* **Goal**
Identify every line in the records below that contains the word "même", and copy each of those lines.

* **Stored data**
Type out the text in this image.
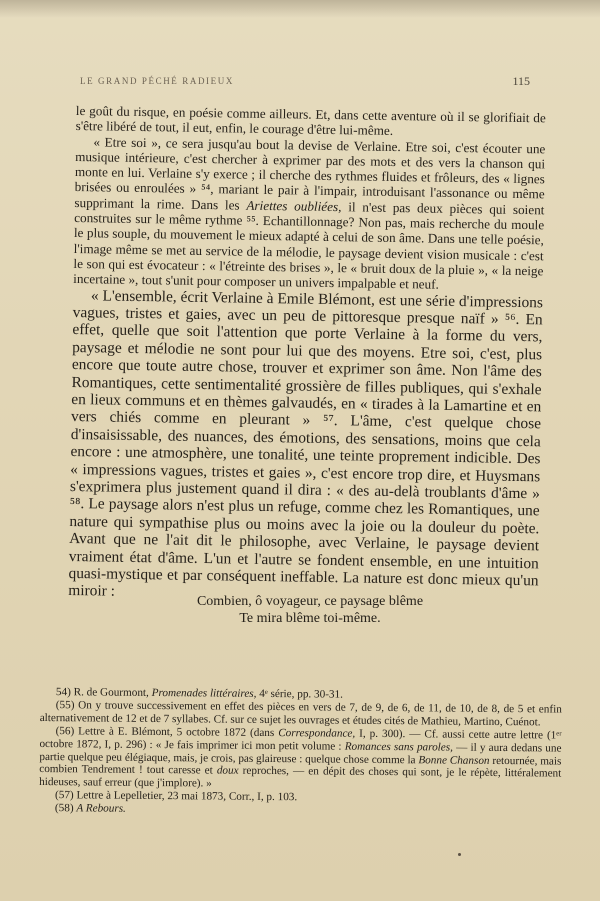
LE GRAND PÉCHÉ RADIEUX	115

le goût du risque, en poésie comme ailleurs. Et, dans cette aventure où il se glorifiait de s'être libéré de tout, il eut, enfin, le courage d'être lui-même.

« Etre soi », ce sera jusqu'au bout la devise de Verlaine. Etre soi, c'est écouter une musique intérieure, c'est chercher à exprimer par des mots et des vers la chanson qui monte en lui. Verlaine s'y exerce ; il cherche des rythmes fluides et frôleurs, des « lignes brisées ou enroulées » ⁵⁴, mariant le pair à l'impair, introduisant l'assonance ou même supprimant la rime. Dans les Ariettes oubliées, il n'est pas deux pièces qui soient construites sur le même rythme ⁵⁵. Echantillonnage? Non pas, mais recherche du moule le plus souple, du mouvement le mieux adapté à celui de son âme. Dans une telle poésie, l'image même se met au service de la mélodie, le paysage devient vision musicale : c'est le son qui est évocateur : « l'étreinte des brises », le « bruit doux de la pluie », « la neige incertaine », tout s'unit pour composer un univers impalpable et neuf.

« L'ensemble, écrit Verlaine à Emile Blémont, est une série d'impressions vagues, tristes et gaies, avec un peu de pittoresque presque naïf » ⁵⁶. En effet, quelle que soit l'attention que porte Verlaine à la forme du vers, paysage et mélodie ne sont pour lui que des moyens. Etre soi, c'est, plus encore que toute autre chose, trouver et exprimer son âme. Non l'âme des Romantiques, cette sentimentalité grossière de filles publiques, qui s'exhale en lieux communs et en thèmes galvaudés, en « tirades à la Lamartine et en vers chiés comme en pleurant » ⁵⁷. L'âme, c'est quelque chose d'insaisissable, des nuances, des émotions, des sensations, moins que cela encore : une atmosphère, une tonalité, une teinte proprement indicible. Des « impressions vagues, tristes et gaies », c'est encore trop dire, et Huysmans s'exprimera plus justement quand il dira : « des au-delà troublants d'âme » ⁵⁸. Le paysage alors n'est plus un refuge, comme chez les Romantiques, une nature qui sympathise plus ou moins avec la joie ou la douleur du poète. Avant que ne l'ait dit le philosophe, avec Verlaine, le paysage devient vraiment état d'âme. L'un et l'autre se fondent ensemble, en une intuition quasi-mystique et par conséquent ineffable. La nature est donc mieux qu'un miroir :

Combien, ô voyageur, ce paysage blême
Te mira blême toi-même.

54) R. de Gourmont, Promenades littéraires, 4ᵉ série, pp. 30-31.

(55) On y trouve successivement en effet des pièces en vers de 7, de 9, de 6, de 11, de 10, de 8, de 5 et enfin alternativement de 12 et de 7 syllabes. Cf. sur ce sujet les ouvrages et études cités de Mathieu, Martino, Cuénot.

(56) Lettre à E. Blémont, 5 octobre 1872 (dans Correspondance, I, p. 300). — Cf. aussi cette autre lettre (1ᵉʳ octobre 1872, I, p. 296) : « Je fais imprimer ici mon petit volume : Romances sans paroles, — il y aura dedans une partie quelque peu élégiaque, mais, je crois, pas glaireuse : quelque chose comme la Bonne Chanson retournée, mais combien Tendrement ! tout caresse et doux reproches, — en dépit des choses qui sont, je le répète, littéralement hideuses, sauf erreur (que j'implore). »

(57) Lettre à Lepelletier, 23 mai 1873, Corr., I, p. 103.

(58) A Rebours.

* **Right answer**
le goût du risque, en poésie comme ailleurs. Et, dans cette aventure où il se glorifiait de s'être libéré de tout, il eut, enfin, le courage d'être lui-même.
« Etre soi », ce sera jusqu'au bout la devise de Verlaine. Etre soi, c'est écouter une musique intérieure, c'est chercher à exprimer par des mots et des vers la chanson qui monte en lui. Verlaine s'y exerce ; il cherche des rythmes fluides et frôleurs, des « lignes brisées ou enroulées » ⁵⁴, mariant le pair à l'impair, introduisant l'assonance ou même supprimant la rime. Dans les Ariettes oubliées, il n'est pas deux pièces qui soient construites sur le même rythme ⁵⁵. Echantillonnage? Non pas, mais recherche du moule le plus souple, du mouvement le mieux adapté à celui de son âme. Dans une telle poésie, l'image même se met au service de la mélodie, le paysage devient vision musicale : c'est le son qui est évocateur : « l'étreinte des brises », le « bruit doux de la pluie », « la neige incertaine », tout s'unit pour composer un univers impalpable et neuf.
Te mira blême toi-même.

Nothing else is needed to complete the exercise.